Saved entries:
————

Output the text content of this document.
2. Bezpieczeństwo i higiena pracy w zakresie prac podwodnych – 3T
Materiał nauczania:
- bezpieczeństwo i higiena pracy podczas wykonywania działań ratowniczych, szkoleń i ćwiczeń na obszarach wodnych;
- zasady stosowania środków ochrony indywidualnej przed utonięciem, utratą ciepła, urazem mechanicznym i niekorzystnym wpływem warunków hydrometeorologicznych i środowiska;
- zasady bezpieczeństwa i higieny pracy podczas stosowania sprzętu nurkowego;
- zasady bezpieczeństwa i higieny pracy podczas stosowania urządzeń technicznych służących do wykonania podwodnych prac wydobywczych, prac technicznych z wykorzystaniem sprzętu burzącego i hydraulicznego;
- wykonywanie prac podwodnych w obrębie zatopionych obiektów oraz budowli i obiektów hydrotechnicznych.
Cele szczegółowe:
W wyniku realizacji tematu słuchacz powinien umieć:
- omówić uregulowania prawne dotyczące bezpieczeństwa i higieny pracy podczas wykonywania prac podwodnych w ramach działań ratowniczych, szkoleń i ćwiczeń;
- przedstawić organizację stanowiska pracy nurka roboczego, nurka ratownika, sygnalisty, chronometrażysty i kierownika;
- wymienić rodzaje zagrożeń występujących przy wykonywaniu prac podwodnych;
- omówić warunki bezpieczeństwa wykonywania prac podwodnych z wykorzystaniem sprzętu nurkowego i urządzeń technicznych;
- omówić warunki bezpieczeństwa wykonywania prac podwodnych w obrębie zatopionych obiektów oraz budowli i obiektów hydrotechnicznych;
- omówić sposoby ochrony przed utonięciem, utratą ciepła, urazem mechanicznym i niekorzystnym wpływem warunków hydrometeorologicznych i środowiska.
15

————

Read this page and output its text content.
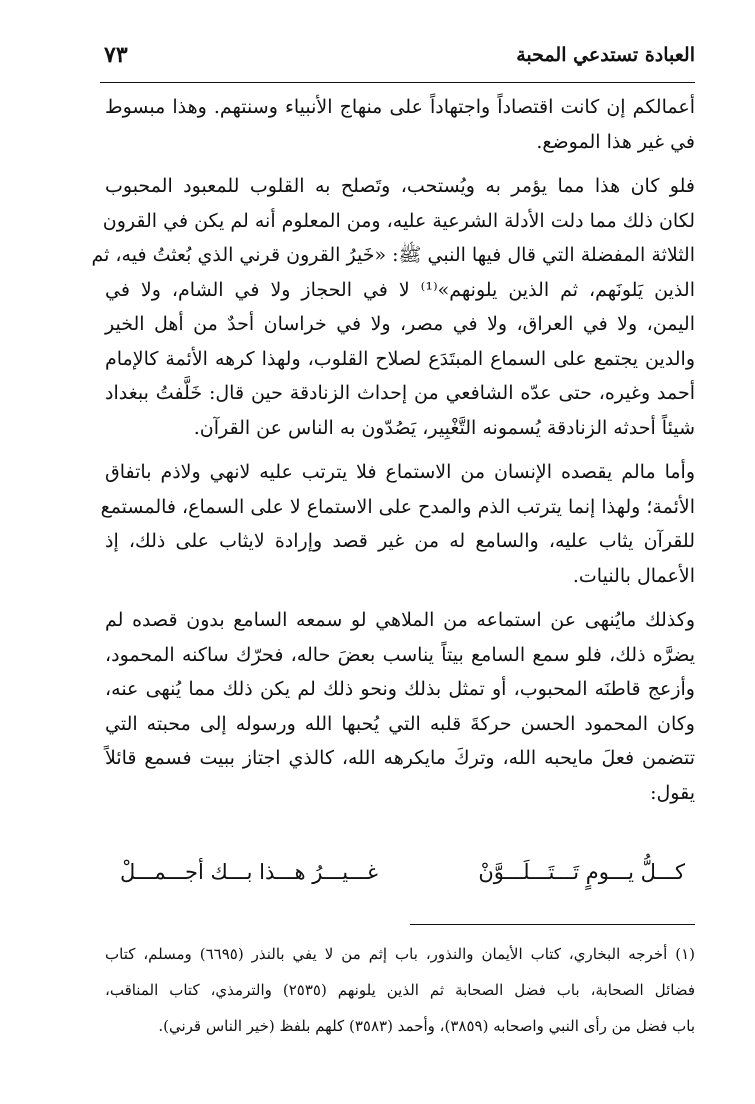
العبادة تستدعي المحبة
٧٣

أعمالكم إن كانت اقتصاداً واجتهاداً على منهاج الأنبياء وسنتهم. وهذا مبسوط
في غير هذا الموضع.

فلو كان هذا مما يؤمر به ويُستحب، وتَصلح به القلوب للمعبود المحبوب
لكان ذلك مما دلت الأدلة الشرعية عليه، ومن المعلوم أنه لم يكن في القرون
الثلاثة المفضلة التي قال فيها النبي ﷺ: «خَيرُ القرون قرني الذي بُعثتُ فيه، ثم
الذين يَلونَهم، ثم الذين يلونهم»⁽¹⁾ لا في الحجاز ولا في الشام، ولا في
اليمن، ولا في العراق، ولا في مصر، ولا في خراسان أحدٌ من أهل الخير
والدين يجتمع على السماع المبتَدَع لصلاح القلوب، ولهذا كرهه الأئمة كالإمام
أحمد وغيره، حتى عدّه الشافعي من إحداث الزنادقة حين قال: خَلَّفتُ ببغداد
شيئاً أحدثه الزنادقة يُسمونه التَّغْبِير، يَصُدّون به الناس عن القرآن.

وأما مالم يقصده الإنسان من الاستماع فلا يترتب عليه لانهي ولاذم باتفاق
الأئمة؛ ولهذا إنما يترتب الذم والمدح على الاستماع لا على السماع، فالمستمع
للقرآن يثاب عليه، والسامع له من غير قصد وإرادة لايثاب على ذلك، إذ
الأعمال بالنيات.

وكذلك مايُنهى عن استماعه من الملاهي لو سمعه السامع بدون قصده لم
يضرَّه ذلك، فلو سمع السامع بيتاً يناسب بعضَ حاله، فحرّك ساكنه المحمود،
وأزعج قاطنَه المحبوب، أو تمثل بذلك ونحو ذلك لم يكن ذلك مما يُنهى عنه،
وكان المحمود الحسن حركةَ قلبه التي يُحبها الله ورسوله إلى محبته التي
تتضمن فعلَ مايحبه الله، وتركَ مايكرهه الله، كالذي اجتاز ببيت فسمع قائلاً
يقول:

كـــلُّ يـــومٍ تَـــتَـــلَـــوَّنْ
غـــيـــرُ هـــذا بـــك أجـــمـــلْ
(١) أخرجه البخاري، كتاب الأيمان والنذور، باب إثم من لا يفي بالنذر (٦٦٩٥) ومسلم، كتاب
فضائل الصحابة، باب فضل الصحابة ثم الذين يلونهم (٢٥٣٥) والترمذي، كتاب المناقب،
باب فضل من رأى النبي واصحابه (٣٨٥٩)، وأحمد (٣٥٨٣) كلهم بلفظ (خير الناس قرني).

————

◆ **Given problem**
Make a copy of each line that contains the string "المحبوب".

◆ **Answer**
فلو كان هذا مما يؤمر به ويُستحب، وتَصلح به القلوب للمعبود المحبوب
وأزعج قاطنَه المحبوب، أو تمثل بذلك ونحو ذلك لم يكن ذلك مما يُنهى عنه،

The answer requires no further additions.